EXERCISE REQUIREMENTS -> Pick out each line containing the string "this".

- - - - - - -

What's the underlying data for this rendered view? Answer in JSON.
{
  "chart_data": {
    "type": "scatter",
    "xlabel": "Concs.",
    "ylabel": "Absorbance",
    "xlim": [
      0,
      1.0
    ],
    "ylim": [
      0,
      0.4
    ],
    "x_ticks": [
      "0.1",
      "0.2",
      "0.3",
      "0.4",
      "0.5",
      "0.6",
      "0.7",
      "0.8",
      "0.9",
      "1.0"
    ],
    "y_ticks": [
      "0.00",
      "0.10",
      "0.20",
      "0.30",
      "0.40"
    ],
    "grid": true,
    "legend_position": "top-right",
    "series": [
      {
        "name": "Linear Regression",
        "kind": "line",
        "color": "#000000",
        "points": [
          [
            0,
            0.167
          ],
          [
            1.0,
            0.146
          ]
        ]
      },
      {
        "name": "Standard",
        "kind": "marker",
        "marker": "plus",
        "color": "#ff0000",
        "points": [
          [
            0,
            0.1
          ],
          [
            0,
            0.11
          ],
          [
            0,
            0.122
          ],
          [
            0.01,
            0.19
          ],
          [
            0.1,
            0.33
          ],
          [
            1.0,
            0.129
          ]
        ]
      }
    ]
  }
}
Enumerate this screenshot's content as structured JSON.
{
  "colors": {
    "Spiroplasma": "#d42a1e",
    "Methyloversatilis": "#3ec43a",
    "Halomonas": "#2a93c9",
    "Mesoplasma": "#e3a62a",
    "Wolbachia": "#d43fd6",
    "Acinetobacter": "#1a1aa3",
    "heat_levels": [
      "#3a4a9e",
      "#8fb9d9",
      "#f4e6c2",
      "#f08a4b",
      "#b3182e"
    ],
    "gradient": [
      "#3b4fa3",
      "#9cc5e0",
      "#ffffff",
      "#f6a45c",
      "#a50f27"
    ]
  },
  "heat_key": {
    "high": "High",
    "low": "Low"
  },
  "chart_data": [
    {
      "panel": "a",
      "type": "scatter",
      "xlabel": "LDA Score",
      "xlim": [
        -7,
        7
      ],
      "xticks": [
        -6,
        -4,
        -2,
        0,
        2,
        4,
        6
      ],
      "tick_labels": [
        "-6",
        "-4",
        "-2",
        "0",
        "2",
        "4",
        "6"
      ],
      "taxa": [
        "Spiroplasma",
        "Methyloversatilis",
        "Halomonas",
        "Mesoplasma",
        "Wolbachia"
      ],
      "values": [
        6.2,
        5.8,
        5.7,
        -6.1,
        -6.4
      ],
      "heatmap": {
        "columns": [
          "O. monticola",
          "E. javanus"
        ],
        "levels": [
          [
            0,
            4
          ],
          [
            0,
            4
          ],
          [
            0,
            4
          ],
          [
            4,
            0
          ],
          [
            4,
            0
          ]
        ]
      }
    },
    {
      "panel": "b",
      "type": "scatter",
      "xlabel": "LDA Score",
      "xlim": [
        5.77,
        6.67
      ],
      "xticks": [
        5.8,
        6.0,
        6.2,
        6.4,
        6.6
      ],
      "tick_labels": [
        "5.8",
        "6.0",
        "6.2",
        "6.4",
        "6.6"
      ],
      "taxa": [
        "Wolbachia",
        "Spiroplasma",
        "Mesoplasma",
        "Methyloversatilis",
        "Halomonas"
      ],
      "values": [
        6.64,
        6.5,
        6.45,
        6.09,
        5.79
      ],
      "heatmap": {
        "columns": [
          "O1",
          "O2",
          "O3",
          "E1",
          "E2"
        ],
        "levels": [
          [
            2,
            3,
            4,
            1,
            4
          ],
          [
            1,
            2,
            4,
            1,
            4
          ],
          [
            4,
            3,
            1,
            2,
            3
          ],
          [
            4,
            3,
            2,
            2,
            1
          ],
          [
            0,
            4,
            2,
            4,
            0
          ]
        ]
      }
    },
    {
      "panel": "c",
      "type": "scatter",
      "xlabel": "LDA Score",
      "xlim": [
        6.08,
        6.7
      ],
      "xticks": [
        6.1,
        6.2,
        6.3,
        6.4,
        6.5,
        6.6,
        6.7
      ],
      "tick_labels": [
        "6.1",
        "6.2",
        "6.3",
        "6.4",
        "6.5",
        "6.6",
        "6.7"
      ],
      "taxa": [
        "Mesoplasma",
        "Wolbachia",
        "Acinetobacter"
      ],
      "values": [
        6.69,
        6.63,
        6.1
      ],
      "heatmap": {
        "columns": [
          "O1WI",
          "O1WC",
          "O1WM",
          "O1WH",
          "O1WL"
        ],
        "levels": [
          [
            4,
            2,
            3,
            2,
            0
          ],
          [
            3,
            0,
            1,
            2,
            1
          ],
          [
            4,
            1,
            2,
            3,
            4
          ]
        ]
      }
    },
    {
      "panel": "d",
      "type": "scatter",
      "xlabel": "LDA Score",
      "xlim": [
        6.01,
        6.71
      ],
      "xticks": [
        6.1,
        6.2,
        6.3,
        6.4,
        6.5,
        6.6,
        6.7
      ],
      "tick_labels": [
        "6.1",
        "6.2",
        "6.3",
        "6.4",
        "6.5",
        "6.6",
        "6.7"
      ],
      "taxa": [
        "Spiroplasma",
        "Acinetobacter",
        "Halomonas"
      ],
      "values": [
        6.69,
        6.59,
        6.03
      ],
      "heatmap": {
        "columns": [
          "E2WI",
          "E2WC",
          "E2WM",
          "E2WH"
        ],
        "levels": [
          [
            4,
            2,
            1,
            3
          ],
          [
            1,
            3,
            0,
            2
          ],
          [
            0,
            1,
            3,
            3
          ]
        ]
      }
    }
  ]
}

- - - - - - -

OUTPUT OF THE TASK ->
What's the underlying data for this rendered view? Answer in JSON.
Enumerate this screenshot's content as structured JSON.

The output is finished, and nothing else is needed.